-- Problem requirements --
Pick out each line in the items below that contains the word "seat" and copy those lines in full.
-- start of Records for the task --
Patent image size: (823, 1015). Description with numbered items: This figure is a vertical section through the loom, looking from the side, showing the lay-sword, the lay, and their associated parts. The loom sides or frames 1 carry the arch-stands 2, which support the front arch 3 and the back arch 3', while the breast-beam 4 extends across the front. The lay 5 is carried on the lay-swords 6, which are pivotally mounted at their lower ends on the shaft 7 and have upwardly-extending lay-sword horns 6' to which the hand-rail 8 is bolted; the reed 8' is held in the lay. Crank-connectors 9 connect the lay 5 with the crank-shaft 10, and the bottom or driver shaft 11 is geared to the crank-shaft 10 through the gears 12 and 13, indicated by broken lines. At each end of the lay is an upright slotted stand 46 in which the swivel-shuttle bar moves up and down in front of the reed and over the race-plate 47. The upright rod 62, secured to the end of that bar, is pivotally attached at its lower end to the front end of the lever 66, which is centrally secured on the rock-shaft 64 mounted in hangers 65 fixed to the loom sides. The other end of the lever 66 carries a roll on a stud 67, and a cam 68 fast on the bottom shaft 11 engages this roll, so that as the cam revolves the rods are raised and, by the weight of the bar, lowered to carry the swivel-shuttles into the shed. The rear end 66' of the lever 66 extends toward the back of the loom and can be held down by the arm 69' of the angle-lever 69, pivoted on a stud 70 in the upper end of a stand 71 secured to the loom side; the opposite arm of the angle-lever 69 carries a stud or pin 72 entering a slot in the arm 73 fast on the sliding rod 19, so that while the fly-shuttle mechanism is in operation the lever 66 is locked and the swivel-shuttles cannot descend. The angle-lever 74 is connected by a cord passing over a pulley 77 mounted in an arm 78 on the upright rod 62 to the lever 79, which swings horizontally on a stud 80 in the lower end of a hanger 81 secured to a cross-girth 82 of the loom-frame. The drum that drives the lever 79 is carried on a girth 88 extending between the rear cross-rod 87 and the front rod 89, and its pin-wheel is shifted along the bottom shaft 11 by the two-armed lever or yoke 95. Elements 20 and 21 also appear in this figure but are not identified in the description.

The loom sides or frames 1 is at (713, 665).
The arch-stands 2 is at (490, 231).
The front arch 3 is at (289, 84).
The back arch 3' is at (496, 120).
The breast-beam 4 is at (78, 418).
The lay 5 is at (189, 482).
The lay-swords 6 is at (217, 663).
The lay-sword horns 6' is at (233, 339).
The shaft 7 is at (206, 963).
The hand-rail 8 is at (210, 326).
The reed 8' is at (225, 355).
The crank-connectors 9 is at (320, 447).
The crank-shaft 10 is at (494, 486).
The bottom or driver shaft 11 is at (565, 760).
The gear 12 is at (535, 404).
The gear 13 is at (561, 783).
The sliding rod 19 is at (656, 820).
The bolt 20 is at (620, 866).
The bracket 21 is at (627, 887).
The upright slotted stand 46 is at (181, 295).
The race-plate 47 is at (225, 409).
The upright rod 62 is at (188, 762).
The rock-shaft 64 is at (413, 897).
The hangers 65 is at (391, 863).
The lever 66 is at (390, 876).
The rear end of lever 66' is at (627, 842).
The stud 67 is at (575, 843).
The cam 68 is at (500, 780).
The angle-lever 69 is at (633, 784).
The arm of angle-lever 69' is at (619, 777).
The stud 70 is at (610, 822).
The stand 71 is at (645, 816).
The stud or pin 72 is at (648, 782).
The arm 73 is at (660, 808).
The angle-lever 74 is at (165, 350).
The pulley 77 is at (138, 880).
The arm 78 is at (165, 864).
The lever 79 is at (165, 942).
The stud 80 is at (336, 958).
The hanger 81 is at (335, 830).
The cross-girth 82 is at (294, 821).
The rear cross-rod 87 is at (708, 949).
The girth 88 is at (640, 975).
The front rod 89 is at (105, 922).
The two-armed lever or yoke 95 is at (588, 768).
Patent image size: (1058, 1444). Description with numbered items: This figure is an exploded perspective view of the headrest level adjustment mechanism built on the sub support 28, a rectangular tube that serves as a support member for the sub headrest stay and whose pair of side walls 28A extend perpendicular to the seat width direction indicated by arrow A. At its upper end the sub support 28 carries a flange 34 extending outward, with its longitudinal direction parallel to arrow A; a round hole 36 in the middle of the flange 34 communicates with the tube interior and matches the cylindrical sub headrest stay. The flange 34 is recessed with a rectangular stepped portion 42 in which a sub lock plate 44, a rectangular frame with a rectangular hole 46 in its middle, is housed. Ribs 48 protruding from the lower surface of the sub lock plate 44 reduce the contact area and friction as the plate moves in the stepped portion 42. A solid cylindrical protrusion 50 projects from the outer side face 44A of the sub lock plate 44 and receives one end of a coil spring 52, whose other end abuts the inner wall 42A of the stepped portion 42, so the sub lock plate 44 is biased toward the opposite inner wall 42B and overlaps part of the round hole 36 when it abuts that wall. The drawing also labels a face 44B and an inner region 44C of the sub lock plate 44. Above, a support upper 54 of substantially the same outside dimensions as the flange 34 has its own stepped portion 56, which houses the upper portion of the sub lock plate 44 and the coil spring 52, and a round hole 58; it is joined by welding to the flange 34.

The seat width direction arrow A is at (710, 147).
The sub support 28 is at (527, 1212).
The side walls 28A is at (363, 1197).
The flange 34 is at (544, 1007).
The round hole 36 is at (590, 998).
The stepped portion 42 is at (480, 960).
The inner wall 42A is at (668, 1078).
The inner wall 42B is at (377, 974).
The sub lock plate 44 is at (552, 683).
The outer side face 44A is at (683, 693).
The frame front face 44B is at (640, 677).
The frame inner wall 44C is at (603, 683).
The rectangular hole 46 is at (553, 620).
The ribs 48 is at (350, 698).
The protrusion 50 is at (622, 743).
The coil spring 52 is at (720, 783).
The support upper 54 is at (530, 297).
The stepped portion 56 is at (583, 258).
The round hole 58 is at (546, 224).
-- end of Records for the task --
-- Task answer --
Patent image size: (1058, 1444). Description with numbered items: This figure is an exploded perspective view of the headrest level adjustment mechanism built on the sub support 28, a rectangular tube that serves as a support member for the sub headrest stay and whose pair of side walls 28A extend perpendicular to the seat width direction indicated by arrow A. At its upper end the sub support 28 carries a flange 34 extending outward, with its longitudinal direction parallel to arrow A; a round hole 36 in the middle of the flange 34 communicates with the tube interior and matches the cylindrical sub headrest stay. The flange 34 is recessed with a rectangular stepped portion 42 in which a sub lock plate 44, a rectangular frame with a rectangular hole 46 in its middle, is housed. Ribs 48 protruding from the lower surface of the sub lock plate 44 reduce the contact area and friction as the plate moves in the stepped portion 42. A solid cylindrical protrusion 50 projects from the outer side face 44A of the sub lock plate 44 and receives one end of a coil spring 52, whose other end abuts the inner wall 42A of the stepped portion 42, so the sub lock plate 44 is biased toward the opposite inner wall 42B and overlaps part of the round hole 36 when it abuts that wall. The drawing also labels a face 44B and an inner region 44C of the sub lock plate 44. Above, a support upper 54 of substantially the same outside dimensions as the flange 34 has its own stepped portion 56, which houses the upper portion of the sub lock plate 44 and the coil spring 52, and a round hole 58; it is joined by welding to the flange 34.
The seat width direction arrow A is at (710, 147).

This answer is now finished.